> Task to complete
Select all lines holding the word "with" from the entries that follow.

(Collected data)
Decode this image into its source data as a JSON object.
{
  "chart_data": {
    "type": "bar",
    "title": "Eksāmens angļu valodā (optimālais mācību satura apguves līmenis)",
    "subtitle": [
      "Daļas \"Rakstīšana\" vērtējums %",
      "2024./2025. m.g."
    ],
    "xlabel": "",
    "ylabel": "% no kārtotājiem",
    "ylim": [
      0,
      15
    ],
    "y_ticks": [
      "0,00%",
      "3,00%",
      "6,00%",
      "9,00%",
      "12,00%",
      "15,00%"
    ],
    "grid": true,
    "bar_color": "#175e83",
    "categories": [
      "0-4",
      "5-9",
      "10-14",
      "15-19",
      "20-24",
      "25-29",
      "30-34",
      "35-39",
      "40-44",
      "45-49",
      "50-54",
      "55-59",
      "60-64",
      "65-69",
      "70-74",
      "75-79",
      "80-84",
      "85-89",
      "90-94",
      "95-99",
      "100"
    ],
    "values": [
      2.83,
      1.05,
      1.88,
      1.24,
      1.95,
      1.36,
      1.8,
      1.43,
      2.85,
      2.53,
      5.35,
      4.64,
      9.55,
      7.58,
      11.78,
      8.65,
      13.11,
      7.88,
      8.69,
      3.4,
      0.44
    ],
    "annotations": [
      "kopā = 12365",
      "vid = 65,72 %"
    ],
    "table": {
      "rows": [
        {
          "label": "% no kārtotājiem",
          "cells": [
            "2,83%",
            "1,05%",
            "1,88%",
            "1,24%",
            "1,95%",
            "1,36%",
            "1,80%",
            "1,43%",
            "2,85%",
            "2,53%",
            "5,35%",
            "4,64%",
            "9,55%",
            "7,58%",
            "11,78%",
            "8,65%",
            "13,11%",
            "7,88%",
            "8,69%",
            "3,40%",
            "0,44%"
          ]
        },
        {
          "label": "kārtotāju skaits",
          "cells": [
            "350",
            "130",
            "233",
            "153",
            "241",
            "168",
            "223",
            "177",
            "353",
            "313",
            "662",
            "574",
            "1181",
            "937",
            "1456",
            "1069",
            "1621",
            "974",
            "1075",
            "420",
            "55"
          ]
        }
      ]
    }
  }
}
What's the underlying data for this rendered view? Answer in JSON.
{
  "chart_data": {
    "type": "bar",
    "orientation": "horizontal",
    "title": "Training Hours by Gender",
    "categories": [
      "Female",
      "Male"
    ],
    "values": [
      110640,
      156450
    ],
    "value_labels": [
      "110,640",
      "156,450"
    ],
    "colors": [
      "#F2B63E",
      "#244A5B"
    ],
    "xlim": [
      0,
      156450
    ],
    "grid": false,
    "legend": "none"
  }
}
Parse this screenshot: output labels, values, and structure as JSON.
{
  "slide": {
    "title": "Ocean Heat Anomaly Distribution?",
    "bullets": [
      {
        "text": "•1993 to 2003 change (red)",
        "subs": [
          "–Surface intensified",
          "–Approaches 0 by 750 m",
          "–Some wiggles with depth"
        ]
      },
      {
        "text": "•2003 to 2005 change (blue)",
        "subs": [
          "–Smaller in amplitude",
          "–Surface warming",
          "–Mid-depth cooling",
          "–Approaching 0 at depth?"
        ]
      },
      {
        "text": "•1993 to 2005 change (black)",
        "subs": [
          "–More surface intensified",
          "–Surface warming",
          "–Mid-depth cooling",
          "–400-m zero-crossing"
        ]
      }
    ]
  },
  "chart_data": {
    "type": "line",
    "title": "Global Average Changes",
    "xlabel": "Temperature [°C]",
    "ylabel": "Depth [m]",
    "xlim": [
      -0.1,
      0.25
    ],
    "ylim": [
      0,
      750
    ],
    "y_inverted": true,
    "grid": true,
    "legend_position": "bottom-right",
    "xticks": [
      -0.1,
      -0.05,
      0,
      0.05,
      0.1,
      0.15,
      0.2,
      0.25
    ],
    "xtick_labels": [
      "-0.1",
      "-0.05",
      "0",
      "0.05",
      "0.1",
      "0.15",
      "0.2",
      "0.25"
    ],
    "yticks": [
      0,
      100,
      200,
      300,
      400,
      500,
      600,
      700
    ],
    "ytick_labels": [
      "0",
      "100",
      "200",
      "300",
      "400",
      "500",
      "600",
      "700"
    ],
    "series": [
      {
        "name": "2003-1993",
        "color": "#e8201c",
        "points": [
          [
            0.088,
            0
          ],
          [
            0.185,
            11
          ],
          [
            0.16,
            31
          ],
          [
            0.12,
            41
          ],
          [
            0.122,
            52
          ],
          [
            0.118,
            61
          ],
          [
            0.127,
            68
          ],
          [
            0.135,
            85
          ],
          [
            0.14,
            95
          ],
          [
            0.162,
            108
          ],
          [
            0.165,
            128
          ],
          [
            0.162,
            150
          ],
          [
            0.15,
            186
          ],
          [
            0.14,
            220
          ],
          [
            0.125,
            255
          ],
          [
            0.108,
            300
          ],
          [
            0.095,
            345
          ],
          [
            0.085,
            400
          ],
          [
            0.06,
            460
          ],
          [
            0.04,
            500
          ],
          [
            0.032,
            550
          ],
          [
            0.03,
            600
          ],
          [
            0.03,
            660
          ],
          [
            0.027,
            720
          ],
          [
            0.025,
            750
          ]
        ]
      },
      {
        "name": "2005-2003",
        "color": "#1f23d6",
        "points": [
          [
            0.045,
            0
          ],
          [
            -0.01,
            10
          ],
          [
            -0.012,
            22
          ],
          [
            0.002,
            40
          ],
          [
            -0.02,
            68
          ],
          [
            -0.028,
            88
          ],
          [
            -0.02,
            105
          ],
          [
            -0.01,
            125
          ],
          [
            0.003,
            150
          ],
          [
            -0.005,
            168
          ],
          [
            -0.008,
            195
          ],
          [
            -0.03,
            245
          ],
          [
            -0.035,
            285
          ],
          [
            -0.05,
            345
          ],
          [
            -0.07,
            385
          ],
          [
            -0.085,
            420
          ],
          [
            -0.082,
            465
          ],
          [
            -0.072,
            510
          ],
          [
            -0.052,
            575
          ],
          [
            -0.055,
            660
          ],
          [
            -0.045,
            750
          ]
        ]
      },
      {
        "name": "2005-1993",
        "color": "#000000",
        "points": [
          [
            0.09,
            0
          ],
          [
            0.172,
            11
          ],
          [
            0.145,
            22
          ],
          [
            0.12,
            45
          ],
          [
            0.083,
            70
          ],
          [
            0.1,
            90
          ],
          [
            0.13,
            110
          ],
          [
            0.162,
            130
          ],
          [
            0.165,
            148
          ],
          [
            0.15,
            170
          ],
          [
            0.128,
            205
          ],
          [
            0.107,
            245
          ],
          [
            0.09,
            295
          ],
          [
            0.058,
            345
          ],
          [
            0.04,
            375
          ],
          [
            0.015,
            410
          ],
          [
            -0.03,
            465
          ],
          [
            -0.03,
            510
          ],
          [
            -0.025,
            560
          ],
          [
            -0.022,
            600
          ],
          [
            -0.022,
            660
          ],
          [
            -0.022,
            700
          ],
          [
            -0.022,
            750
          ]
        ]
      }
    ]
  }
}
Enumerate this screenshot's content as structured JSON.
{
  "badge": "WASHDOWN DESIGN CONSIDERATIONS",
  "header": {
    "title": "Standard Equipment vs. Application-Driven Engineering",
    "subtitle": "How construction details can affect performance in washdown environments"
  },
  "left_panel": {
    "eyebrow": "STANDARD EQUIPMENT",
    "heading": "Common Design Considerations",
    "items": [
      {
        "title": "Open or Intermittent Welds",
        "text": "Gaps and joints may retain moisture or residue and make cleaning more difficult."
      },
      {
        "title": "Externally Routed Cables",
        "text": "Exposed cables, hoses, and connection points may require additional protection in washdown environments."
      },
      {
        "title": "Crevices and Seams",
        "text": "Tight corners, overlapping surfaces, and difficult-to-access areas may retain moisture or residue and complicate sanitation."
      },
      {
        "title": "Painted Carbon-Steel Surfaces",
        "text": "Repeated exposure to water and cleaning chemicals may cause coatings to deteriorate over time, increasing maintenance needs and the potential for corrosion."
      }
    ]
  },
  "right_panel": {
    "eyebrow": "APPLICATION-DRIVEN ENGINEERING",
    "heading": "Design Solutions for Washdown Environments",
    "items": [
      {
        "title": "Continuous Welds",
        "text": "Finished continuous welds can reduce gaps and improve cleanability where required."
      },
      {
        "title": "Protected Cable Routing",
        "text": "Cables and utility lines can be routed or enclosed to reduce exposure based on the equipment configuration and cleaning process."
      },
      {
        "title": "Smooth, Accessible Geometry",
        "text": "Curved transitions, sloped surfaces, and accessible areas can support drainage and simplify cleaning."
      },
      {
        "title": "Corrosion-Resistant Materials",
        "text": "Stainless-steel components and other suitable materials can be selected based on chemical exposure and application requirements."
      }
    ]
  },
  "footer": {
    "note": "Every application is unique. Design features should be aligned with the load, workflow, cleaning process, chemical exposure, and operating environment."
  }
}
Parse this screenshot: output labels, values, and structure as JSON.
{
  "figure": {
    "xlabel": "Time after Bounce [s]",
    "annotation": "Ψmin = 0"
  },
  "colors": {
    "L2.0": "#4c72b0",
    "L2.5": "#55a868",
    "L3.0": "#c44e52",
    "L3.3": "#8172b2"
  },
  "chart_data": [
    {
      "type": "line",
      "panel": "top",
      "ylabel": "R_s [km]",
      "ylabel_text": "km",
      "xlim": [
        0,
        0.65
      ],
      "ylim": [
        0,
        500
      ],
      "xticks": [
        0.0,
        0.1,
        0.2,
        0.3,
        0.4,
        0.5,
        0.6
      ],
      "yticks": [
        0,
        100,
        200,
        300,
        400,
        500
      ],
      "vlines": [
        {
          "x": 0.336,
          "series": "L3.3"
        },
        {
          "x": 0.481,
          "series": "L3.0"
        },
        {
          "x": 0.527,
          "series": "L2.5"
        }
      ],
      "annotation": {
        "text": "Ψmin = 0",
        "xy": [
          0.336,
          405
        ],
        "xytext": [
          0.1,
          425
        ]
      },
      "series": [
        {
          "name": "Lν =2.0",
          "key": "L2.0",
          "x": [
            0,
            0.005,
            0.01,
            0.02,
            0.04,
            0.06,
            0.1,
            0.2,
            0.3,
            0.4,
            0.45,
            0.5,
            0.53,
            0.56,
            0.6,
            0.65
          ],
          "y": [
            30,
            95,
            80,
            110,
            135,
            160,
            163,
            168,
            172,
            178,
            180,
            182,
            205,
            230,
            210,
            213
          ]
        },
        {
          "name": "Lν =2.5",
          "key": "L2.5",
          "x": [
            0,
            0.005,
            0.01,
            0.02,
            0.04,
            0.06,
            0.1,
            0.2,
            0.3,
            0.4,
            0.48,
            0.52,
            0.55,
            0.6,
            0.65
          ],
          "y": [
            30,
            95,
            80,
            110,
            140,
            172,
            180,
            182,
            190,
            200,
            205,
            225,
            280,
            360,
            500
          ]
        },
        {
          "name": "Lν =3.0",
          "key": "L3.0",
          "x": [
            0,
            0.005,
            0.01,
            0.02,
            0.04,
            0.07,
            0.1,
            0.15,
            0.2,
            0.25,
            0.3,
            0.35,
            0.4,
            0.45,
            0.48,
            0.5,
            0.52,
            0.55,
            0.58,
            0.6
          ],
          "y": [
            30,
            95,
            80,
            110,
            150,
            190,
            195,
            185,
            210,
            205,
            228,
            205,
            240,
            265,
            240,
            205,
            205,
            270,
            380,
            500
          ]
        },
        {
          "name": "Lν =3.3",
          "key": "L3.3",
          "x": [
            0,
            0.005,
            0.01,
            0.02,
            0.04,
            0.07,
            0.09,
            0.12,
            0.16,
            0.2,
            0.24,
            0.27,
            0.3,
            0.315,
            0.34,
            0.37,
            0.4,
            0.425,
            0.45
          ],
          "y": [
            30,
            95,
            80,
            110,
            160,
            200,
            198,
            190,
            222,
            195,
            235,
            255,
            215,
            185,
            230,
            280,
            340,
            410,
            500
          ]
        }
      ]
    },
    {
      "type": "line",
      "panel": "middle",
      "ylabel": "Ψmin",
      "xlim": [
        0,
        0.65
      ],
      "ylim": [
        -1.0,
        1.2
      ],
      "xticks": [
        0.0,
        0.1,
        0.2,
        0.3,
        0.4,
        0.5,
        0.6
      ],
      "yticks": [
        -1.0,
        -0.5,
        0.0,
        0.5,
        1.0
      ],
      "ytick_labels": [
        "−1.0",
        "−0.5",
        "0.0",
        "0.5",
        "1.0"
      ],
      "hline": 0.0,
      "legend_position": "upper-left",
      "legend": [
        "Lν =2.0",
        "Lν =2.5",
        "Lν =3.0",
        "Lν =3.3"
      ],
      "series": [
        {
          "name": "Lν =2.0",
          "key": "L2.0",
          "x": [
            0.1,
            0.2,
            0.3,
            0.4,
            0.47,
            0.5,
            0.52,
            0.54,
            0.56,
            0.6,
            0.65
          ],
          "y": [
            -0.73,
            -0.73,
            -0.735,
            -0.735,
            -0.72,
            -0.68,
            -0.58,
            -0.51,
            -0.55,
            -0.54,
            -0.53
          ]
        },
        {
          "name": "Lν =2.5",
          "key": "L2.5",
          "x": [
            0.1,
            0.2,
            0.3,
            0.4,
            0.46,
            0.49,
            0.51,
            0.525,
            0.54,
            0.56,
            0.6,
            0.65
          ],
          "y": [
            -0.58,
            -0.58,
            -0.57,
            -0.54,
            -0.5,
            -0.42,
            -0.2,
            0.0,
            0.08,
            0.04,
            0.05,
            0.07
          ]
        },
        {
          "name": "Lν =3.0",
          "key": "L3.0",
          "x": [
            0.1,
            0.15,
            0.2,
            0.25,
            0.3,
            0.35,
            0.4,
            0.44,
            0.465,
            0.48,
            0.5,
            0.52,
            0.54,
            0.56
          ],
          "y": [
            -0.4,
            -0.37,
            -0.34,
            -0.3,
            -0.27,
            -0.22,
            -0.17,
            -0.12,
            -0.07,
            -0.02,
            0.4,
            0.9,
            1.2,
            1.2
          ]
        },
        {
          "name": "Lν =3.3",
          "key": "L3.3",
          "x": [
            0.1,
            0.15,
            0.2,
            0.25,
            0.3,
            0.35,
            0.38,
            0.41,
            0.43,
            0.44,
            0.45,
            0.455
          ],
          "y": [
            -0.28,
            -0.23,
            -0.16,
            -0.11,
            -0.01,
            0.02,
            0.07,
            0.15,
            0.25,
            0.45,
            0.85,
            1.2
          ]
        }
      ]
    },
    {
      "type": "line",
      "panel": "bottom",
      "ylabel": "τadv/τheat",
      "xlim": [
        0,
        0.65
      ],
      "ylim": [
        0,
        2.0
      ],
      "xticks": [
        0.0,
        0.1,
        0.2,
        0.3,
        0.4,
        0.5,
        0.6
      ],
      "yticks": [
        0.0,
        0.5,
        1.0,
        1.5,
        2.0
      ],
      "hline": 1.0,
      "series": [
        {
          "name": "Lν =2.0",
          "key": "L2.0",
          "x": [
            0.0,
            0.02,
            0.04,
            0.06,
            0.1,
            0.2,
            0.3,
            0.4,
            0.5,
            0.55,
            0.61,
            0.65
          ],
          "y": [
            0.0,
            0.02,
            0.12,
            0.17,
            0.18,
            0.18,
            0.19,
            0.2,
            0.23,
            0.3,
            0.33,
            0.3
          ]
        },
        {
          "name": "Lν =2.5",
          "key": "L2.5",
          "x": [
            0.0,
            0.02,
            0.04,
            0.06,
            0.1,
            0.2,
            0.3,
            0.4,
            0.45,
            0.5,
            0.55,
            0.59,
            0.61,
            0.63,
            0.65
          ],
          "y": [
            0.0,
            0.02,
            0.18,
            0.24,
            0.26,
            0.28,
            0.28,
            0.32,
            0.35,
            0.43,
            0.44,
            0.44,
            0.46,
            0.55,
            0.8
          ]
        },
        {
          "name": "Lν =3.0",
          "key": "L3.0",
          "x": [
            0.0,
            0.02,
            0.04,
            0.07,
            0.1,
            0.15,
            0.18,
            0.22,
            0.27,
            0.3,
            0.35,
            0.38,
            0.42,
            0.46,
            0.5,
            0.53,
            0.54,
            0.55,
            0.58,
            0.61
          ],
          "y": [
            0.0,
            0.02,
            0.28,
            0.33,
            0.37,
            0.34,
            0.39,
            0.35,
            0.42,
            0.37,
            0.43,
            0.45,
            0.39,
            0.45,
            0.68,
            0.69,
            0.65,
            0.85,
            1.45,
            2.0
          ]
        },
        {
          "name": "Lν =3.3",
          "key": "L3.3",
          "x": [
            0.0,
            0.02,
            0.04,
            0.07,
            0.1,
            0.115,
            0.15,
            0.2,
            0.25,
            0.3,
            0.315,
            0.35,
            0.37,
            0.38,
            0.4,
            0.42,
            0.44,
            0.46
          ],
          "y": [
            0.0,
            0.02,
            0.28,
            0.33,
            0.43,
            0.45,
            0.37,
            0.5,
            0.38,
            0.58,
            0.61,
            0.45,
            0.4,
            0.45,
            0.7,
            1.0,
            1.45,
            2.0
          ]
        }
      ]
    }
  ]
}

> Solution to the exercise
          "–Some wiggles with depth"
    "note": "Every application is unique. Design features should be aligned with the load, workflow, cleaning process, chemical exposure, and operating environment."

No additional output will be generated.